Actions to take:
a) In the parenting text below, what should happen to the parent when the kids have to sit on time out for breaking the rules?
b) Please continue the parenting text below, not the entries, from the point where it stops.

Text block:
Cater to the principle. How many times have you seen a parent reach over and flip a child and say "don't hit"? How stupid and ironic is that? What that parent just taught their child, is don't hit others when I'm around, but if you are for some dumb reason in an authoritarian role or a situation you won't get caught, then go ahead and hit others, that's what I do.

Follow you're own rules as well as consequences. If the kids have to sit on time out for breaking the rules, then so do you. Teach by example, your kids will become more like you than you may hope, so don't act like telling them to do things differently while you continue in your ways is sufficient. We create family cultures and those cultures take every type of interaction and communication into account. Plus, we all make mistakes, so being accountable for your mistakes right in front of your children helps take the shame out of their mistakes. It makes it ok to have accidents and make mistakes without taking away the consequences of the mistakes. The real point is we want to do our best to avoid the natural unhelpful consequences, not to say we are perfect, or better than others. It's not a statement about who you are it's an honest effort to do good for goodness sake.

Data section:
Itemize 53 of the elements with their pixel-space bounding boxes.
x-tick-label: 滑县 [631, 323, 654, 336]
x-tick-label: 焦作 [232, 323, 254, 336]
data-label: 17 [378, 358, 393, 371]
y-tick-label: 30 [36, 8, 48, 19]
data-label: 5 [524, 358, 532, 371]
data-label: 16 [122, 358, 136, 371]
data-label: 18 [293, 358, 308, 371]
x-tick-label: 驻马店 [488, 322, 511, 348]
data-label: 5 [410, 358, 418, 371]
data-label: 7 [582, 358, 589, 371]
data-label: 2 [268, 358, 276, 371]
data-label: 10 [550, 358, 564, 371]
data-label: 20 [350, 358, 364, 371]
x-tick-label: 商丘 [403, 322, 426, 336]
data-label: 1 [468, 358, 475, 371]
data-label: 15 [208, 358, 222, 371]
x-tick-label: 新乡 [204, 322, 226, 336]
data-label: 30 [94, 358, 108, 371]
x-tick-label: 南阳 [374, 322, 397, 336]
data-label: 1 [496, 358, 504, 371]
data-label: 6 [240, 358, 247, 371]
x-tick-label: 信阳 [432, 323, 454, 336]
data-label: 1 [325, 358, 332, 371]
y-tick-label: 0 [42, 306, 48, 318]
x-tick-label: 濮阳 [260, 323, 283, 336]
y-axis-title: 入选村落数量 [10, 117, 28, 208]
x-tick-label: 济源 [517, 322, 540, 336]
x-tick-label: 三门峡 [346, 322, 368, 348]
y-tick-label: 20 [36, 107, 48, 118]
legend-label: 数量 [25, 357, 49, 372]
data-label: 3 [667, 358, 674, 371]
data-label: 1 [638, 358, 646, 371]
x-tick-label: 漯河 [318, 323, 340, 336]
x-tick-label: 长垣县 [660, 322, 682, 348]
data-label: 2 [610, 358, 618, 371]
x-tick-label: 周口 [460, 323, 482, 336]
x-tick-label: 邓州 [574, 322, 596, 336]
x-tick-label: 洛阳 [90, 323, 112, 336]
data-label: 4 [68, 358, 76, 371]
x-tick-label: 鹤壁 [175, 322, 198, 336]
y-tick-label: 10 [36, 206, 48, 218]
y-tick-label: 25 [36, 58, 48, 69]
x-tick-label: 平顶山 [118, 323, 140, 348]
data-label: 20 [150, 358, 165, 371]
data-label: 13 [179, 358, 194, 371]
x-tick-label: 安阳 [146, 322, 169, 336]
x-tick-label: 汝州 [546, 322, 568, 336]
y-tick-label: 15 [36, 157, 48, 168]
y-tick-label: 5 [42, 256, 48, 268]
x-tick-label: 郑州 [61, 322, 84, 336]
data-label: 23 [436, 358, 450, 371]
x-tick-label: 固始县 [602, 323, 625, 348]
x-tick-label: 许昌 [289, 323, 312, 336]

Answers to this exercise:
a) The parent has to sit on time out too.

b)
Follow Through

Choose the principles you value with careful consideration and then follow through. You can add more later. Each principle will become second nature with practice. Nothing says the rules are a joke like a lack of commitment. You must follow through every time. So you have to be committed before you state the rule and consequence.

In any situation, make sure your child knows you love them first, and that you have compassion. Don't make it about you, love them and gently enforce the consequence. Once they have moved on from their fear doubt and shame, then you can re-teach and talk about what to do next time.

Love Parenting, Love Your Kids.

Parenting is so fun and extremely difficult for hundreds of reasons. We all live and learn, each kid is different, with different ideas, thoughts feelings and perspective. One thing we have learned is that love always works better than anger. Love your kids first, love parenting and helping a child grow daily and enjoy the experience.